**Requirements**
A - In the cycling trip diary, what are the answers to these questions?
(i) On which street was the Thai restaurant?
(ii) From whom did they get plates and cutlery back at the b&b?
(iii) According to the diary, what does the route lead to first?
B - Write the next part of the cycling trip diary, starting right after its final sentence.

━━━━━ Text extract ━━━━━

That night we went to a
really nice cosy Thai restaurant on Micklegate but unfortunately we
had to bail out before the food came as our little one's tooth
started to cause herself a little guff and she decided to let
everyone in the restaurant know this, and those on the street and
possibly the neighbouring buildings. So back to the room in our b&b
with a Thai takeaway for us, everyone gave us ah looks as we left but
most likely thinking thank heavens they've gone. Back at the b&b
we got plates and cutlery from Steve, put the little one to bed and
ate our dinner by street light; rock 'n' roll.
The next morning I
cycle to the Minister and it is very impressive, after a quick look
inside (you need to book a tour in advance) I head off through this
beautiful walled city. The route, which runs beside the Minister,
leads first to Stamford Bridge, a picturesque Yorkshire town as well
as the name of a famous London football stadium. From Stamford Bridge
you follow quiet and relaxing country lanes to Pocklington. After
Pocklington you climb into the Yorkshire Wolds and almost immediately
I'm in Millington and it's Kay's turn. I hang around Millington for a
bit with my daughter, it's a small bucolic village on the edge of the
wolds and could be on the edge of the world it was so calm and
tranquil when we were there. After following Kay I find myself
driving in a valley with gorge like features with steep banks on
either side of a very narrow road. I pass Kay and she says to me, beaming, "I really picked the right part to cycle today" and she did.

━━━━━ Given data ━━━━━

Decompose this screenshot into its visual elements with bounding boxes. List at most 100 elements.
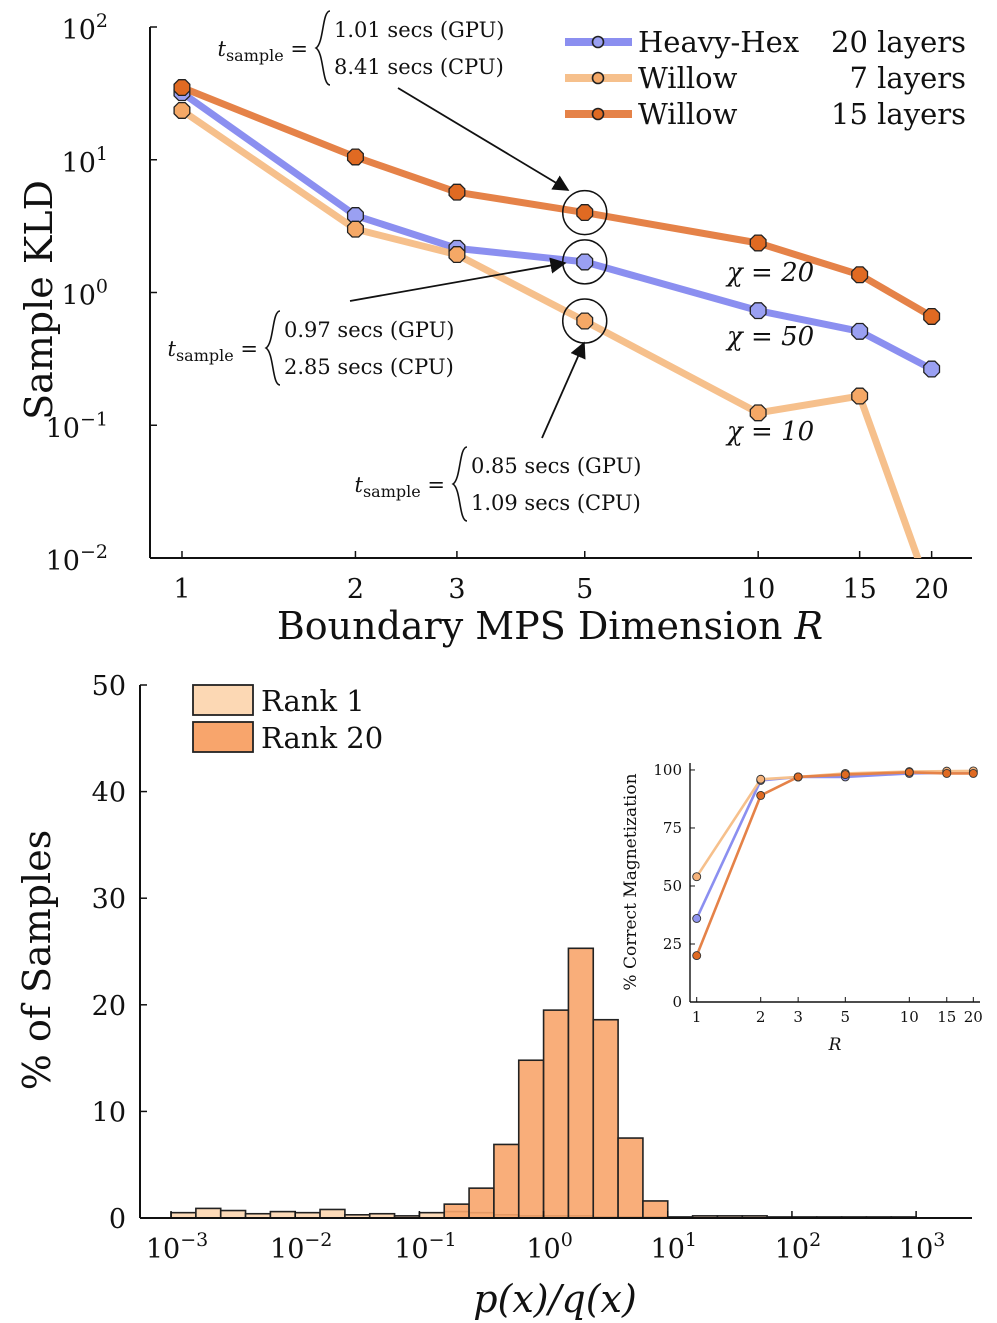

━━━━━

**Final results**
A -
(i) Micklegate
(ii) Steve
(iii) Stamford Bridge

B -
Jealously, I head off to our meeting point which was Hutton
Cranswick, a little town about 5 miles outside Driffield.
So after we do our
final swap on this tour I head off towards Driffield following small
trails, lanes and country roads. On the way you cross a couple of
train lines, it is a good idea to follow the warnings 'look and
listen', I myself did but probably not enough the first line I crossed.
As I came up to the level crossing a train flew past right to left,
so I got to gate and pushed my bike through, looked up and saw the
train that had past a good bit up the line so I started to cross.
Halfway across I looked up again and saw the same train a lot closer,
obviously it was a different train and the first one that passed was
long gone from view when I'd got to the crossing, so I crossed the
line a bit faster than I had being. Still with 'lots' of time I got
to the other side when the train passed me and gave me blast of his
horn. Off I headed again towards Driffield with a ringing in my ears,
and look-listen-look going through my mind.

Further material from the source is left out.